→ **GIVEN INFORMATION**
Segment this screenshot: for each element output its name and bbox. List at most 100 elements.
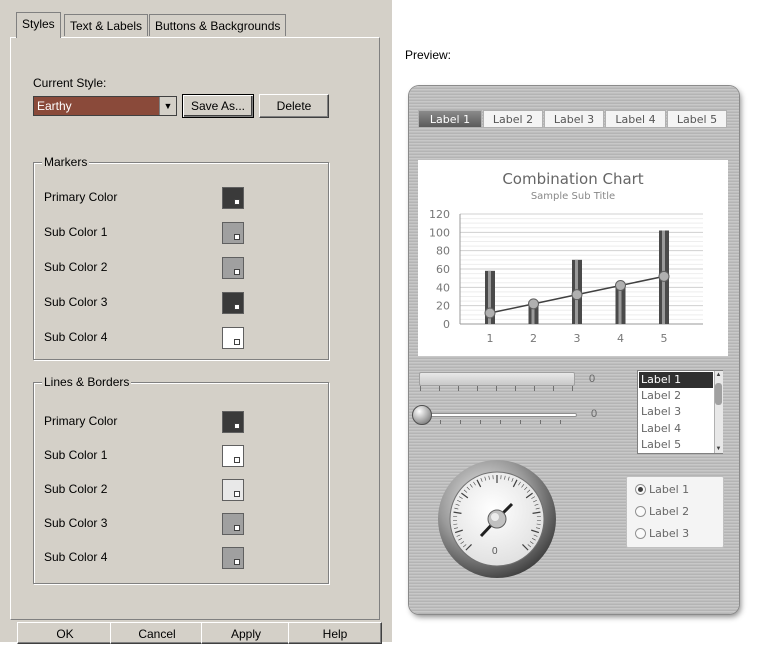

==

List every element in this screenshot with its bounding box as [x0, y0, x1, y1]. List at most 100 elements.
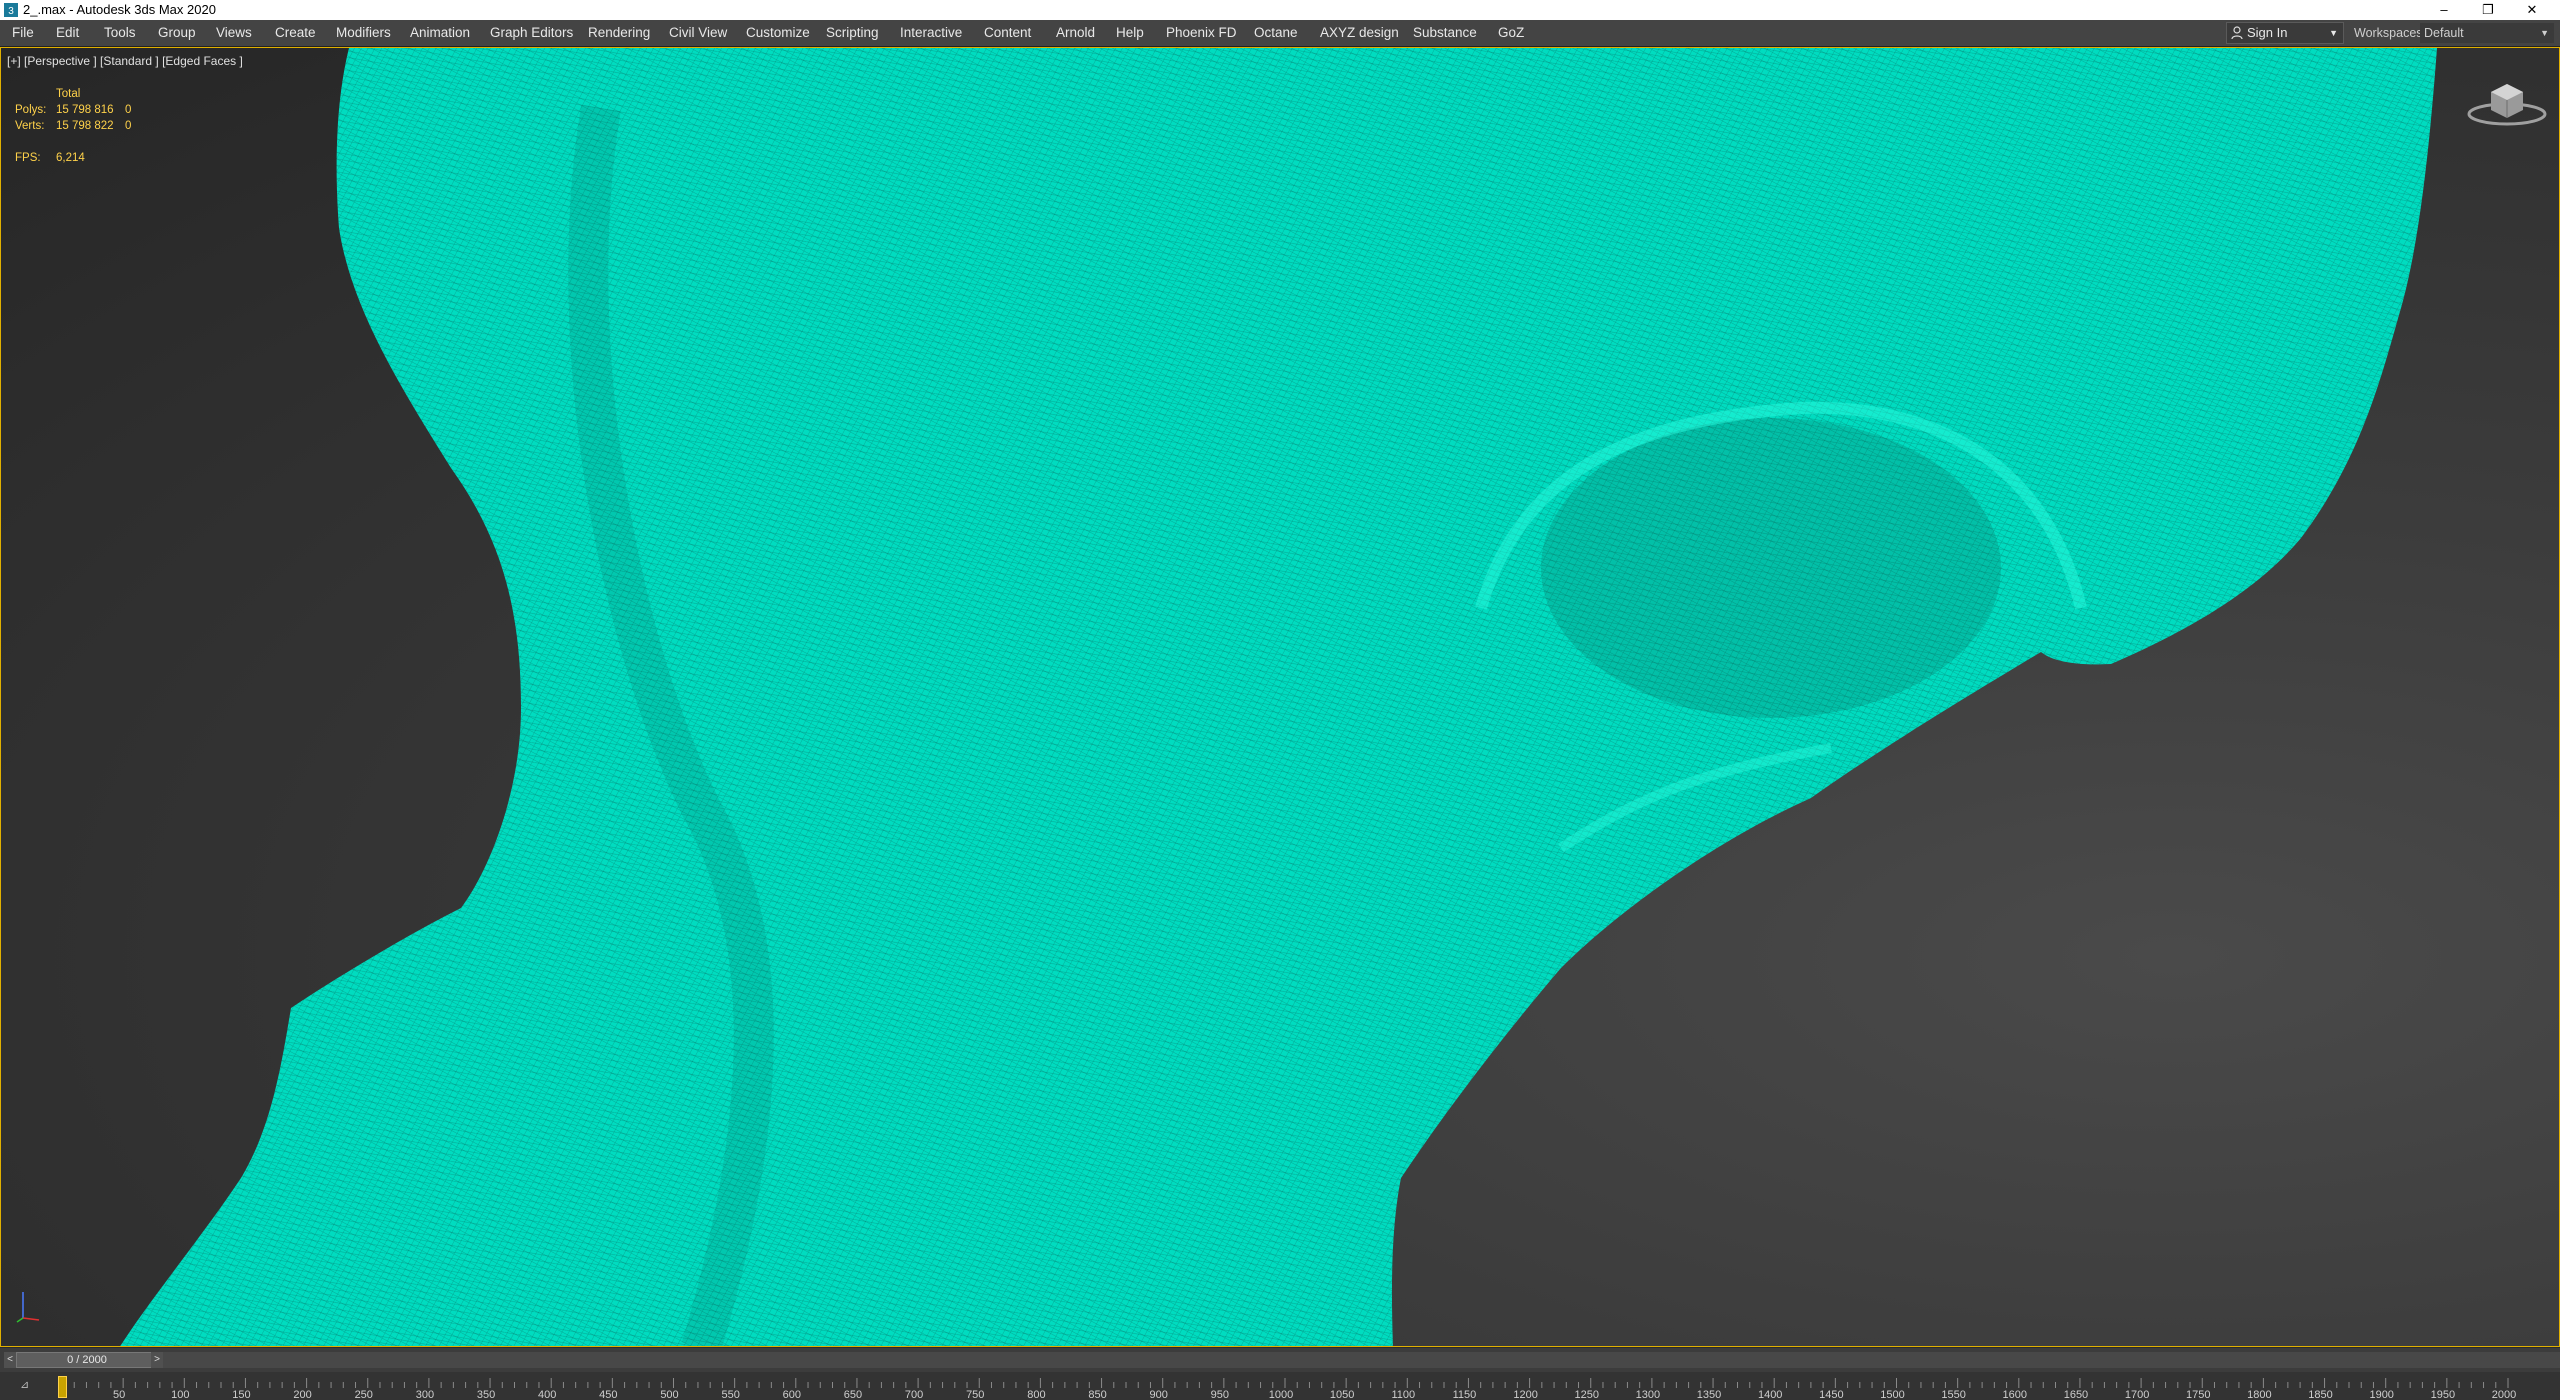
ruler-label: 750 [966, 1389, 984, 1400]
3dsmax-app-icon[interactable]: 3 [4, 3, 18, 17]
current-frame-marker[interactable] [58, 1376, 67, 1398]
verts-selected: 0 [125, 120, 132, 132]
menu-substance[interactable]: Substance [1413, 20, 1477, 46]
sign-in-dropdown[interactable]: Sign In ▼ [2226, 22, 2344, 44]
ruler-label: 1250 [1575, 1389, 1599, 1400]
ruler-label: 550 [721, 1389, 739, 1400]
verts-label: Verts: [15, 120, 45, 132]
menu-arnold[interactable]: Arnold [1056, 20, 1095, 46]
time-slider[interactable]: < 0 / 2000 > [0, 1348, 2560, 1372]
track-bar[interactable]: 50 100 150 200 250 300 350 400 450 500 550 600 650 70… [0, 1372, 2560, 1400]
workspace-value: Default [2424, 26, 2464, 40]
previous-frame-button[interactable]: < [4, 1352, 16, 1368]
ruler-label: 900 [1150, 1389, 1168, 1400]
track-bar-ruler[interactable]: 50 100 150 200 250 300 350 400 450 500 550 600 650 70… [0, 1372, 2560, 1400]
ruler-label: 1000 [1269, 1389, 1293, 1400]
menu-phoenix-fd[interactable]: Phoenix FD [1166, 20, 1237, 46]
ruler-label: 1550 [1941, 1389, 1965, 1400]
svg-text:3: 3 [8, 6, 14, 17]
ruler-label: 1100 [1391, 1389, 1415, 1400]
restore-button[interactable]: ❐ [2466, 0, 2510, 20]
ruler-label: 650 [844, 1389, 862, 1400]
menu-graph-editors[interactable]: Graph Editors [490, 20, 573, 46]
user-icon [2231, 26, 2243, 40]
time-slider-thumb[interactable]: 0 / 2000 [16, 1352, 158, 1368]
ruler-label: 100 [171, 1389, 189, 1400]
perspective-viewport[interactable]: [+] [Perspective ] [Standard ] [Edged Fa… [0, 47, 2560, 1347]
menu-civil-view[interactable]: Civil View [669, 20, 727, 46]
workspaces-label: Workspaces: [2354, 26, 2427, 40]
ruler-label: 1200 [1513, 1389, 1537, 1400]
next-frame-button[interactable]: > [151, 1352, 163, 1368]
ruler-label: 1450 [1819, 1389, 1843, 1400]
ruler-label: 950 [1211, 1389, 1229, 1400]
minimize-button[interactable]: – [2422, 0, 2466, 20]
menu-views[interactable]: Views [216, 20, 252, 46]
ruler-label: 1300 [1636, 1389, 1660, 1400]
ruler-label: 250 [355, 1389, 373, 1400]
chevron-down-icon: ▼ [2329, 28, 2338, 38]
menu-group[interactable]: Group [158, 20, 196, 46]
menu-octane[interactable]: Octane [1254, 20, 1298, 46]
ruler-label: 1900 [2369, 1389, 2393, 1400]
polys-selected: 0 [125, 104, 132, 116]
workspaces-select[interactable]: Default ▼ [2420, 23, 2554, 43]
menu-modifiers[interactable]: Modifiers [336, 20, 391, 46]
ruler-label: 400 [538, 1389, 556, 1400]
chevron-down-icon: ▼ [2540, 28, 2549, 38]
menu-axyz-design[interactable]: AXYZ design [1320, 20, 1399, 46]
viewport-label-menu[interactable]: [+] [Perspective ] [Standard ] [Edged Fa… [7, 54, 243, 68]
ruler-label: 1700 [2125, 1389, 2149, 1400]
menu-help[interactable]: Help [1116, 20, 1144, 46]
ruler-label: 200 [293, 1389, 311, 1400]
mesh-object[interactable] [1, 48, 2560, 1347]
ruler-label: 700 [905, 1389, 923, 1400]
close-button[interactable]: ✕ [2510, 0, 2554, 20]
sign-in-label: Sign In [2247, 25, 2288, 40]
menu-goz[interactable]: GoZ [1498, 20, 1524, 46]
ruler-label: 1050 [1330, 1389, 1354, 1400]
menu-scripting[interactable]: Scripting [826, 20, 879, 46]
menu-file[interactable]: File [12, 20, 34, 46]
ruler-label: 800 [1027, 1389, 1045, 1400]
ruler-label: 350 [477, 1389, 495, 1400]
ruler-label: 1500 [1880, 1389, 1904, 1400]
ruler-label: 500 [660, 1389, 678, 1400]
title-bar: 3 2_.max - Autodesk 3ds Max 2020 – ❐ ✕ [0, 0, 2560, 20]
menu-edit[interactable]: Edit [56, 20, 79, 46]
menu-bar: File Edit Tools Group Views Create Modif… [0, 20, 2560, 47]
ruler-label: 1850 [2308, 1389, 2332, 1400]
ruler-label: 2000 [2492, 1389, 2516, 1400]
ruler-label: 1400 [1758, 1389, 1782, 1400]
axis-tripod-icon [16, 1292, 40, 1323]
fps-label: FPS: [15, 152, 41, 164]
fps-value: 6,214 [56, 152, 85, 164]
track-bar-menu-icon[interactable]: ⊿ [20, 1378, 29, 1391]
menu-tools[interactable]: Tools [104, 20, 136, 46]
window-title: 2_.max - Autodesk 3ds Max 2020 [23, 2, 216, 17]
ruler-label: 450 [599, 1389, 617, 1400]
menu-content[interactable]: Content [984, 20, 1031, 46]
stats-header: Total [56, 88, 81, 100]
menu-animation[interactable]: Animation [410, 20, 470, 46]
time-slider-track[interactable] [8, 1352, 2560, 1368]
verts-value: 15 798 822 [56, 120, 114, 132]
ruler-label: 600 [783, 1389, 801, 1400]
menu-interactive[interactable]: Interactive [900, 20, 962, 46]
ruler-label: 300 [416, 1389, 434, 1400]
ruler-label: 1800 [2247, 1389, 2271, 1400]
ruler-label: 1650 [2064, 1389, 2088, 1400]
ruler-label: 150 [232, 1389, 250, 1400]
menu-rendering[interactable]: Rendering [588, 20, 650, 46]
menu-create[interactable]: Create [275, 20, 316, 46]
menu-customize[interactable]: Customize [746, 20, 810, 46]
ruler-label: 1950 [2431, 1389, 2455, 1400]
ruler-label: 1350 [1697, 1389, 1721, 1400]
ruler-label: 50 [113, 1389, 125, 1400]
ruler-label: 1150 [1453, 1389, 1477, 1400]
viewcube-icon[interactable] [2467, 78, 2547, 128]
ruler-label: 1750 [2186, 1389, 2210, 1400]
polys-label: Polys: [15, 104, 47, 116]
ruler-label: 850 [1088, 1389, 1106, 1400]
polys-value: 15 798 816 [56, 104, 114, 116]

→ **STATED GOAL**
Copy everything in the items above from the line containing "List every element" down to the line containing "minimize-button[interactable]: – [2422, 0, 2466, 20]", both included, without the pictures.

→ **FULL SOLUTION**
List every element in this screenshot with its bounding box as [x0, y0, x1, y1]. List at most 100 elements.
ruler-label: 750 [966, 1389, 984, 1400]
3dsmax-app-icon[interactable]: 3 [4, 3, 18, 17]
current-frame-marker[interactable] [58, 1376, 67, 1398]
verts-selected: 0 [125, 120, 132, 132]
menu-substance[interactable]: Substance [1413, 20, 1477, 46]
sign-in-dropdown[interactable]: Sign In ▼ [2226, 22, 2344, 44]
ruler-label: 1250 [1575, 1389, 1599, 1400]
ruler-label: 550 [721, 1389, 739, 1400]
verts-label: Verts: [15, 120, 45, 132]
menu-arnold[interactable]: Arnold [1056, 20, 1095, 46]
time-slider[interactable]: < 0 / 2000 > [0, 1348, 2560, 1372]
track-bar[interactable]: 50 100 150 200 250 300 350 400 450 500 550 600 650 70… [0, 1372, 2560, 1400]
workspace-value: Default [2424, 26, 2464, 40]
previous-frame-button[interactable]: < [4, 1352, 16, 1368]
ruler-label: 900 [1150, 1389, 1168, 1400]
track-bar-ruler[interactable]: 50 100 150 200 250 300 350 400 450 500 550 600 650 70… [0, 1372, 2560, 1400]
ruler-label: 1000 [1269, 1389, 1293, 1400]
menu-phoenix-fd[interactable]: Phoenix FD [1166, 20, 1237, 46]
ruler-label: 1550 [1941, 1389, 1965, 1400]
svg-text:3: 3 [8, 6, 14, 17]
ruler-label: 1100 [1391, 1389, 1415, 1400]
restore-button[interactable]: ❐ [2466, 0, 2510, 20]
ruler-label: 650 [844, 1389, 862, 1400]
menu-graph-editors[interactable]: Graph Editors [490, 20, 573, 46]
user-icon [2231, 26, 2243, 40]
time-slider-thumb[interactable]: 0 / 2000 [16, 1352, 158, 1368]
ruler-label: 100 [171, 1389, 189, 1400]
perspective-viewport[interactable]: [+] [Perspective ] [Standard ] [Edged Fa… [0, 47, 2560, 1347]
menu-civil-view[interactable]: Civil View [669, 20, 727, 46]
workspaces-label: Workspaces: [2354, 26, 2427, 40]
ruler-label: 1200 [1513, 1389, 1537, 1400]
next-frame-button[interactable]: > [151, 1352, 163, 1368]
ruler-label: 1450 [1819, 1389, 1843, 1400]
ruler-label: 950 [1211, 1389, 1229, 1400]
minimize-button[interactable]: – [2422, 0, 2466, 20]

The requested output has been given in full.